Material provided —
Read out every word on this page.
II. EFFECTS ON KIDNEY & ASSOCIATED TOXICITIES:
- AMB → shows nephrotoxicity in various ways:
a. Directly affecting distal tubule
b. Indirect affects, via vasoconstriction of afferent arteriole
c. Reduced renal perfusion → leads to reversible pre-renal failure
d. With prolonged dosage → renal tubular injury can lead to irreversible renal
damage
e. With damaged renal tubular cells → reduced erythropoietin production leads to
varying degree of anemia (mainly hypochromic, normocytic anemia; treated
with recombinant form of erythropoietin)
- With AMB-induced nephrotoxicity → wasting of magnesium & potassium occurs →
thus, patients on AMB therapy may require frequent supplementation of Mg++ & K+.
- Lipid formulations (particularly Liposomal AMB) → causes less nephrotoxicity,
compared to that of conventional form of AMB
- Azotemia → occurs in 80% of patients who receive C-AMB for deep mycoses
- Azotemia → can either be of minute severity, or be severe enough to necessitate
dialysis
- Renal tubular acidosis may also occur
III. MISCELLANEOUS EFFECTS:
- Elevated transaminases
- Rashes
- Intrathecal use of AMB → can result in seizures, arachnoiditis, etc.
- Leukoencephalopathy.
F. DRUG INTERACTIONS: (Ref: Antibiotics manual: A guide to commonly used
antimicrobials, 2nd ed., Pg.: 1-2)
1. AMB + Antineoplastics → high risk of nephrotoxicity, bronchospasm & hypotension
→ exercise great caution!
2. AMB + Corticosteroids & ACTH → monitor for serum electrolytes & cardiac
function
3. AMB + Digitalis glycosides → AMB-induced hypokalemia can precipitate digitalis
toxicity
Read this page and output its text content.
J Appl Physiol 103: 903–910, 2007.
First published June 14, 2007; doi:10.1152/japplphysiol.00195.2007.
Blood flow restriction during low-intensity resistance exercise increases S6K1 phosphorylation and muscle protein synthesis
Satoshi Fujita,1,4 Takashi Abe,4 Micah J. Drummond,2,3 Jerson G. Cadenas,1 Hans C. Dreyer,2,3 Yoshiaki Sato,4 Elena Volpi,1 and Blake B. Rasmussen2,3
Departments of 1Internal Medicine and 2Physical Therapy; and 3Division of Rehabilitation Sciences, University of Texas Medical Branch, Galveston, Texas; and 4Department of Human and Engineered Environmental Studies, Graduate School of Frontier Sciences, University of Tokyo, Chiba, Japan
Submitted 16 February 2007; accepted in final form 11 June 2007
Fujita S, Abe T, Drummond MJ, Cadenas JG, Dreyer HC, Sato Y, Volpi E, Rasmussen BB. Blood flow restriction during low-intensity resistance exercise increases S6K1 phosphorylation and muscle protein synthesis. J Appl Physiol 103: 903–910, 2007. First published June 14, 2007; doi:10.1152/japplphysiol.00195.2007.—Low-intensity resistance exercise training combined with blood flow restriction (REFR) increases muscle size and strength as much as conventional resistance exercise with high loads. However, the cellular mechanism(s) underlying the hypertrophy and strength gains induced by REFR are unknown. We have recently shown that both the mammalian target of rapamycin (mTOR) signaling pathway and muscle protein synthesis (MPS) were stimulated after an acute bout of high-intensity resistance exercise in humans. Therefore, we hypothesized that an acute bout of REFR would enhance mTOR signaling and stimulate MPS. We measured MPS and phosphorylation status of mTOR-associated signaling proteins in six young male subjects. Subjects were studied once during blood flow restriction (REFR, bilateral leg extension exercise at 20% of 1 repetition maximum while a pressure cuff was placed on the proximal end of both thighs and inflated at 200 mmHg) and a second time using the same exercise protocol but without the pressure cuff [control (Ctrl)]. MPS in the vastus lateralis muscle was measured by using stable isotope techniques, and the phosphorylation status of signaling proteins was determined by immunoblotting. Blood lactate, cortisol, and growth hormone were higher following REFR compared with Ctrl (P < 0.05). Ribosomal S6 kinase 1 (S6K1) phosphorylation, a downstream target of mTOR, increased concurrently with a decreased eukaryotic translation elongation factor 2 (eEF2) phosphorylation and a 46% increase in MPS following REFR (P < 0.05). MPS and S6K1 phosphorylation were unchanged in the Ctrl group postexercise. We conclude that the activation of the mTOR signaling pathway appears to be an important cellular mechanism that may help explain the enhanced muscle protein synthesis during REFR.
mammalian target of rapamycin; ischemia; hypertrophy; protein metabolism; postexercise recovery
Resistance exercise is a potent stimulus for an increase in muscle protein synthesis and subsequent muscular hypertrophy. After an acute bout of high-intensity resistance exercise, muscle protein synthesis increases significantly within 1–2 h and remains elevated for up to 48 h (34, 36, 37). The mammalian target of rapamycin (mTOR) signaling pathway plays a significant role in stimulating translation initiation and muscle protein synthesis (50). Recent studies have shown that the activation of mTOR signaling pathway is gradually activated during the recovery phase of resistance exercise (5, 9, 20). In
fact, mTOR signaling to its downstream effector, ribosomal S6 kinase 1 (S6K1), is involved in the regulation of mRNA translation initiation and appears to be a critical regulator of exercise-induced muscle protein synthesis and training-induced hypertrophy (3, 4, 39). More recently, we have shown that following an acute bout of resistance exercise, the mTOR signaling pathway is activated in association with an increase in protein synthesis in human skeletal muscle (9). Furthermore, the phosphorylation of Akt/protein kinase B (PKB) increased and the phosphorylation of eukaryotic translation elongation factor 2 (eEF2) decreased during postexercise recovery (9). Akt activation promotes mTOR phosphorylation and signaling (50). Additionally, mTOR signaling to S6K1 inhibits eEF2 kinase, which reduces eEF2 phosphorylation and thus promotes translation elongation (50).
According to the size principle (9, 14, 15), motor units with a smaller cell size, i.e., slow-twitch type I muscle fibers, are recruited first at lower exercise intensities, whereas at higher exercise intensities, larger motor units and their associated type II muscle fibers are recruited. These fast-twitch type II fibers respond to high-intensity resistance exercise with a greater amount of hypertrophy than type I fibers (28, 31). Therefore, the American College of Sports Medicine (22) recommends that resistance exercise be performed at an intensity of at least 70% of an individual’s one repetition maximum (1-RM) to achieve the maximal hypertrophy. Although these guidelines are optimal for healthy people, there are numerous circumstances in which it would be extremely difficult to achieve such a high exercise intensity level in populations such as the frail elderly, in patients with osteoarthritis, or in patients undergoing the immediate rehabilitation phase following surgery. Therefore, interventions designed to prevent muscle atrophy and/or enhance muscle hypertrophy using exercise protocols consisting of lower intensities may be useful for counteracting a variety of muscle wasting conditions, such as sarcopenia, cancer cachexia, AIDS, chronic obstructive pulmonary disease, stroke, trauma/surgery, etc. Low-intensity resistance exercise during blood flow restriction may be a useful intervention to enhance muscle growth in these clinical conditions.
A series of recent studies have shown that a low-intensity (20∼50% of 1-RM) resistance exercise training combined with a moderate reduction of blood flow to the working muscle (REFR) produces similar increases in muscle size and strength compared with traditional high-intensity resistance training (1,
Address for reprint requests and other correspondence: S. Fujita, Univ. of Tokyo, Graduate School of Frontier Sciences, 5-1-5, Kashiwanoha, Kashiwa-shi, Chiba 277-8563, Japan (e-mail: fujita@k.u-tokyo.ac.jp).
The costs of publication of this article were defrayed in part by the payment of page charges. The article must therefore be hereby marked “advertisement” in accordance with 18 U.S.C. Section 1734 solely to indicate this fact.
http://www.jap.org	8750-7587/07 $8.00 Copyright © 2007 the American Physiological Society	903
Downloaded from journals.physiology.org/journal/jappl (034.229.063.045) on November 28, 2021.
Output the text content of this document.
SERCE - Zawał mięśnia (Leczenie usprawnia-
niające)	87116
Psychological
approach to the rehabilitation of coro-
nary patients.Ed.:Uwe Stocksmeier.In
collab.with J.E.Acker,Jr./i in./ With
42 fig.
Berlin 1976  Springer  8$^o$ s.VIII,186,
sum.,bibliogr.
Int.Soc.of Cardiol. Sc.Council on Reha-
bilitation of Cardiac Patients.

Work to complete —
Tell how many lines of the data include the word "this", without any other words.

Your solution —
4